begin
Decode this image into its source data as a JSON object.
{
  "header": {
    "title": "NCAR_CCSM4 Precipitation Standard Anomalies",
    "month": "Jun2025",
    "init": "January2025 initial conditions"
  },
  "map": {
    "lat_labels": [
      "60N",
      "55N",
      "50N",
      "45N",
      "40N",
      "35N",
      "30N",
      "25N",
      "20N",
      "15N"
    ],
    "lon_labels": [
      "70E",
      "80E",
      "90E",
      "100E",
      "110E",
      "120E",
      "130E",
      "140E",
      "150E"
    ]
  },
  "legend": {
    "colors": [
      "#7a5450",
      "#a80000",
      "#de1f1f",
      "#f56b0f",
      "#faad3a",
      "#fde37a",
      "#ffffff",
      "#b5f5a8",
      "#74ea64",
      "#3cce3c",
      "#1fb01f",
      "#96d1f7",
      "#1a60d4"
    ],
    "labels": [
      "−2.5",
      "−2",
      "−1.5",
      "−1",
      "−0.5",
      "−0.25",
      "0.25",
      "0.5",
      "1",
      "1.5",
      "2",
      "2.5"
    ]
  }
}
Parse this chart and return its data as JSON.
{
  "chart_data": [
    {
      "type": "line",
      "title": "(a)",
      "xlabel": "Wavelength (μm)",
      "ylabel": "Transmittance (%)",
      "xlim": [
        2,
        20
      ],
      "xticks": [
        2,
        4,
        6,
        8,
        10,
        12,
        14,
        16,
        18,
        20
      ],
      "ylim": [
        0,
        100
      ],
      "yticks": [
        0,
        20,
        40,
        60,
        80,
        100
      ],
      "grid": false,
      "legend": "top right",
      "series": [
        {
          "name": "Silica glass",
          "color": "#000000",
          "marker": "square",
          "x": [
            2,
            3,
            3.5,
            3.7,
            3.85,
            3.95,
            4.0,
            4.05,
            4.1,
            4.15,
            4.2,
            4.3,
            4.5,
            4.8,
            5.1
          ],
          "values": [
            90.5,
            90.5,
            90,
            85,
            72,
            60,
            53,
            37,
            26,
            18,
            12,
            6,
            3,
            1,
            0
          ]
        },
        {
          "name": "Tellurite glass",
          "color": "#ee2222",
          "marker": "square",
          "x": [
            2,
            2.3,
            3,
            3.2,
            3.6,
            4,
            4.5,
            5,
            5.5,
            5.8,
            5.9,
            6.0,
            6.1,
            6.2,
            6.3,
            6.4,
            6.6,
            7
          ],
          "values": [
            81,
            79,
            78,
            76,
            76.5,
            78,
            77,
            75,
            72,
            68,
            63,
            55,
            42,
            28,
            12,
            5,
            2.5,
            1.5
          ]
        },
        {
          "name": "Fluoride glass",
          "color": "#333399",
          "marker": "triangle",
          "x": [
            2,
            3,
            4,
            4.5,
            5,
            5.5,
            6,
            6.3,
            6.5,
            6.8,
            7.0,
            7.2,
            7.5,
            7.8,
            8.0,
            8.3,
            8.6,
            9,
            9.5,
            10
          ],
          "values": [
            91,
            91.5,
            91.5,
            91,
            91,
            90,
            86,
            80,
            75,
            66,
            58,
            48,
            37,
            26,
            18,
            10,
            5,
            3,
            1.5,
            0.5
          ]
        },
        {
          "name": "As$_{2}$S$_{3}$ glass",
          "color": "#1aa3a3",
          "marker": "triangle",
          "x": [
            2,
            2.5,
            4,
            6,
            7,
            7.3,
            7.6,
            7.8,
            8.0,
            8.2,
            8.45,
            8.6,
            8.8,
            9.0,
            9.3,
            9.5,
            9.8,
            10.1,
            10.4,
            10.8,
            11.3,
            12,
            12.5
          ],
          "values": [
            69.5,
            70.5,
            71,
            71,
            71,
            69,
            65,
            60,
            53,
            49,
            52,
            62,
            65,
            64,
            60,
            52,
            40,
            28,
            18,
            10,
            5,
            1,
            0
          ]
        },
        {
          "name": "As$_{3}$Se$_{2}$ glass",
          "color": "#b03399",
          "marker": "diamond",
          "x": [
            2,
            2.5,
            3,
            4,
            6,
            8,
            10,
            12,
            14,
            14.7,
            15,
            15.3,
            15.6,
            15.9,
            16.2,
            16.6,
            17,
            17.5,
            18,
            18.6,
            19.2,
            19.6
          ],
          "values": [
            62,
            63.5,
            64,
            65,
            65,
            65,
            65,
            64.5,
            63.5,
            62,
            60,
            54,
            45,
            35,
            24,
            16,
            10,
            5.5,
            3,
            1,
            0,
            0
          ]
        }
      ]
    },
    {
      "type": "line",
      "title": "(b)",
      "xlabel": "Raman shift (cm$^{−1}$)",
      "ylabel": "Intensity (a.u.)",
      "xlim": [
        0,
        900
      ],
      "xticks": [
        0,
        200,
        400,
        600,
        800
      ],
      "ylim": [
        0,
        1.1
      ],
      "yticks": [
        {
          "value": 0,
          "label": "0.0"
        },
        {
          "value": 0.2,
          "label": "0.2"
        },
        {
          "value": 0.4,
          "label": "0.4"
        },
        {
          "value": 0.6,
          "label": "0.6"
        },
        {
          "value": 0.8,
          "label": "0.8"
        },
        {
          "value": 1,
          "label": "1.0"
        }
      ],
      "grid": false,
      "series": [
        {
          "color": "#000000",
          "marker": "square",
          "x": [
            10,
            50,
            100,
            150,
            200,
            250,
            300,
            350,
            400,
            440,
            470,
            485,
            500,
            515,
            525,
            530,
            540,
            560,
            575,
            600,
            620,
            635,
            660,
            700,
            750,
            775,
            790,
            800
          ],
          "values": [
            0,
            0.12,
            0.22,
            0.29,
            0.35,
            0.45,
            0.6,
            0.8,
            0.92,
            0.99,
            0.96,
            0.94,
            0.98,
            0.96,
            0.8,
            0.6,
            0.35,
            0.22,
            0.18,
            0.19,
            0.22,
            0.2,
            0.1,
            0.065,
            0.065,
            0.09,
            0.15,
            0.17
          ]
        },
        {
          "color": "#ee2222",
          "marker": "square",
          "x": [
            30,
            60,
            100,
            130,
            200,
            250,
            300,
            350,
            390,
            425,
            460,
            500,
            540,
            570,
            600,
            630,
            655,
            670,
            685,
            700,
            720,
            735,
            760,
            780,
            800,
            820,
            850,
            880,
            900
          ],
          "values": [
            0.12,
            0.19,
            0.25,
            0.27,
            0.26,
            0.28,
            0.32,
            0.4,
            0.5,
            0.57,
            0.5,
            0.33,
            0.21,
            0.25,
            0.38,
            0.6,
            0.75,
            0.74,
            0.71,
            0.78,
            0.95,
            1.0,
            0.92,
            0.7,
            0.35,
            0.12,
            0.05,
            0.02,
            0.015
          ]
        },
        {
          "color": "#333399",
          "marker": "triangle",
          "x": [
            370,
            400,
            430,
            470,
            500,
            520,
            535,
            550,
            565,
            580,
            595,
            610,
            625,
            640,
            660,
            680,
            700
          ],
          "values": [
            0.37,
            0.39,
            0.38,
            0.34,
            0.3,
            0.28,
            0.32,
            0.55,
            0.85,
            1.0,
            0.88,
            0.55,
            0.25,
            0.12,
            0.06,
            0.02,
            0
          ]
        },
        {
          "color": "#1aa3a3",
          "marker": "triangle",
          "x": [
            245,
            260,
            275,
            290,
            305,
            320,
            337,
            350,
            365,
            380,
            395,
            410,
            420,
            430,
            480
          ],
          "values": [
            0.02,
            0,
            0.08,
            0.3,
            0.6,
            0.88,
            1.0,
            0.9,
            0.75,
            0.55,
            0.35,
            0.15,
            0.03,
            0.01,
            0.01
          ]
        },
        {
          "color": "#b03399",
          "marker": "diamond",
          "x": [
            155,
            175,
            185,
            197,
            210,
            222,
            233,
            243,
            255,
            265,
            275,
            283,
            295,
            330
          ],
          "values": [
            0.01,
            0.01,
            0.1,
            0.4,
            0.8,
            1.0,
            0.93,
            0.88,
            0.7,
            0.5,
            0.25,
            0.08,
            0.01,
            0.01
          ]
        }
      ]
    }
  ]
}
end
**Work to do**: Search the listing above for the string "ylabel". Copy every line that contains it.

**Output for this exercise**:
      "ylabel": "Transmittance (%)",
      "ylabel": "Intensity (a.u.)",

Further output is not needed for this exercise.